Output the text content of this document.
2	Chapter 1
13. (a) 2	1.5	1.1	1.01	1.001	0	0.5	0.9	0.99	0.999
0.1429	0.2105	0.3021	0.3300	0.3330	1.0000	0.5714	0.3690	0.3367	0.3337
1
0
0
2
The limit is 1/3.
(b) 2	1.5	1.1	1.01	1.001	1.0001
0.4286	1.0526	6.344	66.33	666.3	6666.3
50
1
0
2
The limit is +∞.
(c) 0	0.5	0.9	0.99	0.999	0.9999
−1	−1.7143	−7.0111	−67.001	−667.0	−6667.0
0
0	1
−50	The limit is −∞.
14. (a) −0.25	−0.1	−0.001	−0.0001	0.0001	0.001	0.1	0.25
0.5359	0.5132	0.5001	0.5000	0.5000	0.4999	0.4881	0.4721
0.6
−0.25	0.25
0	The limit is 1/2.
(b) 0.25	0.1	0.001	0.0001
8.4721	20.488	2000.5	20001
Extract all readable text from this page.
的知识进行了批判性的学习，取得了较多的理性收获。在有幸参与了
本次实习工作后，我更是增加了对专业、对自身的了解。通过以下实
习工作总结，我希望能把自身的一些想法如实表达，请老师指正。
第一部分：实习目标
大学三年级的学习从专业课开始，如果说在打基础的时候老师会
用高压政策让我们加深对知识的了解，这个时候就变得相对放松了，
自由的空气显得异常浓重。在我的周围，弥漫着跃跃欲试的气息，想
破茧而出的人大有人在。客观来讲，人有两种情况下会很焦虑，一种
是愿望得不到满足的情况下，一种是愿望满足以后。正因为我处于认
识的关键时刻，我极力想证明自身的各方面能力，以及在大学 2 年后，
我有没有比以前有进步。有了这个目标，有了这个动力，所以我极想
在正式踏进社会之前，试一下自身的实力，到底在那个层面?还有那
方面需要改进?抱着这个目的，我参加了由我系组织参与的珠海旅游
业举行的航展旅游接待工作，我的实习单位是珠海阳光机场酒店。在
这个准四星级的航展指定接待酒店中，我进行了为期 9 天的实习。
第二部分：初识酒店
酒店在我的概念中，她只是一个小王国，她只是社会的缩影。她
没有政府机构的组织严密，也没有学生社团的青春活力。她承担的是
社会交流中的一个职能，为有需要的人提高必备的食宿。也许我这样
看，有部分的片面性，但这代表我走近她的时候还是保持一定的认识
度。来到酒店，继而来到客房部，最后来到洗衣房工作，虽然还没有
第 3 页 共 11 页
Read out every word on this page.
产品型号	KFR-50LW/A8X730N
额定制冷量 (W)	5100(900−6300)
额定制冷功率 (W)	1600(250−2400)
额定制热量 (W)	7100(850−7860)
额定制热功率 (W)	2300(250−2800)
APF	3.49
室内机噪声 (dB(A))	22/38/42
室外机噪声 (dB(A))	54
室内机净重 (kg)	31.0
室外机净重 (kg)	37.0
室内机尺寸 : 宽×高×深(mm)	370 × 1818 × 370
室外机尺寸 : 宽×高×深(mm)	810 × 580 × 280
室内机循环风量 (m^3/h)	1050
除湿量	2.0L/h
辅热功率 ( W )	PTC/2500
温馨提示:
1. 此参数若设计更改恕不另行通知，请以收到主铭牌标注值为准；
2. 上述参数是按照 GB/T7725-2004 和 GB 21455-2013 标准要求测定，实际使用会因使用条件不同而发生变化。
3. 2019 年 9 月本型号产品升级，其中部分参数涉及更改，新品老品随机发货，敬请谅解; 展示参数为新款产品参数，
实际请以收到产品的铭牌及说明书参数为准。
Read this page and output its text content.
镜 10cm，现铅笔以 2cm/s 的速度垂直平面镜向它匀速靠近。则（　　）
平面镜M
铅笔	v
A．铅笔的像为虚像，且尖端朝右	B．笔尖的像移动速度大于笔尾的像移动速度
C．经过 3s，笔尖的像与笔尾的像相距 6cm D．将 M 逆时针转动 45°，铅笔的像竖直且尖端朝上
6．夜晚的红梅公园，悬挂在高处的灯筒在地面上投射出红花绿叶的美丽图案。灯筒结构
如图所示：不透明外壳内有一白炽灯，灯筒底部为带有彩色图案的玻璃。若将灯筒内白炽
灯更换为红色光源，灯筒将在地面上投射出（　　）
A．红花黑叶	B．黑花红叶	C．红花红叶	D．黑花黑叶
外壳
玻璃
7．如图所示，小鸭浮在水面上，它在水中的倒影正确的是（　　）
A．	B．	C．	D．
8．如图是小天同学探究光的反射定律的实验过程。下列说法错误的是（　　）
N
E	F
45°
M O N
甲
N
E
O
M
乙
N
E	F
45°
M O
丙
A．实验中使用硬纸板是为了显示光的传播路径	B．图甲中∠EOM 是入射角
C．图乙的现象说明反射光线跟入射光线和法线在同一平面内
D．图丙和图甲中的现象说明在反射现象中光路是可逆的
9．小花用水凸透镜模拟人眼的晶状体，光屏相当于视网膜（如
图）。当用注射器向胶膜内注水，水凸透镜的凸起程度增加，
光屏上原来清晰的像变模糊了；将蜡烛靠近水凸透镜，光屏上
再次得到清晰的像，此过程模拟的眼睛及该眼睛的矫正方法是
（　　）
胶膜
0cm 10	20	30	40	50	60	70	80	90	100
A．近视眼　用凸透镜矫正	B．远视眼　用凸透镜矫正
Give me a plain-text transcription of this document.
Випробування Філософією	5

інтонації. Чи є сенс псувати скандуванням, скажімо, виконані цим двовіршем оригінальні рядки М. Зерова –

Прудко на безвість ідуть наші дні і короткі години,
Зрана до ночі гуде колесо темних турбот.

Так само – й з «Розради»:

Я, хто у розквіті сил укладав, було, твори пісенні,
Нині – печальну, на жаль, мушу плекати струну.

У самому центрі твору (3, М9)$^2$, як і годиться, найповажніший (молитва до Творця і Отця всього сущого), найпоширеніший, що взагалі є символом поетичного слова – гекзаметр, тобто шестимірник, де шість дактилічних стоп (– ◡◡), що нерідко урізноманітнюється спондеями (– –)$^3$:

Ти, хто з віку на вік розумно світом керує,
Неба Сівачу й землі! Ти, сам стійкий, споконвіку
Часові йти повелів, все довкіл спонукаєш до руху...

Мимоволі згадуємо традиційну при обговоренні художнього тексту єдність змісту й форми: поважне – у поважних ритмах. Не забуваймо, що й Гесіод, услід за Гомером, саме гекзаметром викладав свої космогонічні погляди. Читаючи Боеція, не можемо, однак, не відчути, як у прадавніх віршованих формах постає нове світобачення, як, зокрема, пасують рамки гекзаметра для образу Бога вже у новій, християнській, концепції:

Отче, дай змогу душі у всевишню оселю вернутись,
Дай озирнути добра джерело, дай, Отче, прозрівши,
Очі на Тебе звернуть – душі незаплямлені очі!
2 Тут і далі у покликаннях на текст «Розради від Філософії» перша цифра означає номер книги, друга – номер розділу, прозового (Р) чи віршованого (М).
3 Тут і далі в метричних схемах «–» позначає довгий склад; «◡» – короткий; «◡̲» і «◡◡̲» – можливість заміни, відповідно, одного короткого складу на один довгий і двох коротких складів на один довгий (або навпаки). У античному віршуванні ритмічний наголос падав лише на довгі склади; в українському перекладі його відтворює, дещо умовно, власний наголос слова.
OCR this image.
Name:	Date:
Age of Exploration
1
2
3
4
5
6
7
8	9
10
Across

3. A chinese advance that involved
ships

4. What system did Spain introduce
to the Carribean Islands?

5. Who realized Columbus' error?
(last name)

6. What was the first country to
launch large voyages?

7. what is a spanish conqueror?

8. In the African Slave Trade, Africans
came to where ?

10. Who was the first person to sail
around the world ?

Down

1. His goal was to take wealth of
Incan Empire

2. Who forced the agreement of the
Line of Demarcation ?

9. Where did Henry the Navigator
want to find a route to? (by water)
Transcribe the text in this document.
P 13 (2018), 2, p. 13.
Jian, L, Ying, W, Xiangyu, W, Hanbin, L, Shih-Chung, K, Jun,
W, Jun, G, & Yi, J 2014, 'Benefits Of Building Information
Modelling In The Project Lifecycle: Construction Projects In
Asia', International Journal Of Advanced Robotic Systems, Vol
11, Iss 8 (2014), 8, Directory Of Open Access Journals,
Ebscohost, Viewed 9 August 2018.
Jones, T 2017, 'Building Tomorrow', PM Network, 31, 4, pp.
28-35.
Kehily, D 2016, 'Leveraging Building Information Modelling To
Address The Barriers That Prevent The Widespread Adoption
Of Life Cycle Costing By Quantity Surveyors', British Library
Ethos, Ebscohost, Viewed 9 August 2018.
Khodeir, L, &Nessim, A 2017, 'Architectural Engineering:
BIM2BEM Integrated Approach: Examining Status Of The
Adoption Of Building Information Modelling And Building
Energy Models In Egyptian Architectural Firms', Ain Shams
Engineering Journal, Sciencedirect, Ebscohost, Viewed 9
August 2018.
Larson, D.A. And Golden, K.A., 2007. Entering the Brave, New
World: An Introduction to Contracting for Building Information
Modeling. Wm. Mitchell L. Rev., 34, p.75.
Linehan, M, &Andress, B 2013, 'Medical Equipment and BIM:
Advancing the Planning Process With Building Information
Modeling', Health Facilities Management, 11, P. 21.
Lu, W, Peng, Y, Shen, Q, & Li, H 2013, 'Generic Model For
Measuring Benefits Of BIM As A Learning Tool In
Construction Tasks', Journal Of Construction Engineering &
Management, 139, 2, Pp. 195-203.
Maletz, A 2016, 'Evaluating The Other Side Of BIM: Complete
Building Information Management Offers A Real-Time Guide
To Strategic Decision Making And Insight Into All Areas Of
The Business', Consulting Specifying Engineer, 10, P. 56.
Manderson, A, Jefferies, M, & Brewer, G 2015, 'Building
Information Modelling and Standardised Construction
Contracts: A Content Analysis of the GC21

◆ ◆ ◆

- Job:
Find the word "Отче" in the entries, and copy every line it shows up in.

- Task response:
Отче, дай змогу душі у всевишню оселю вернутись,
Дай озирнути добра джерело, дай, Отче, прозрівши,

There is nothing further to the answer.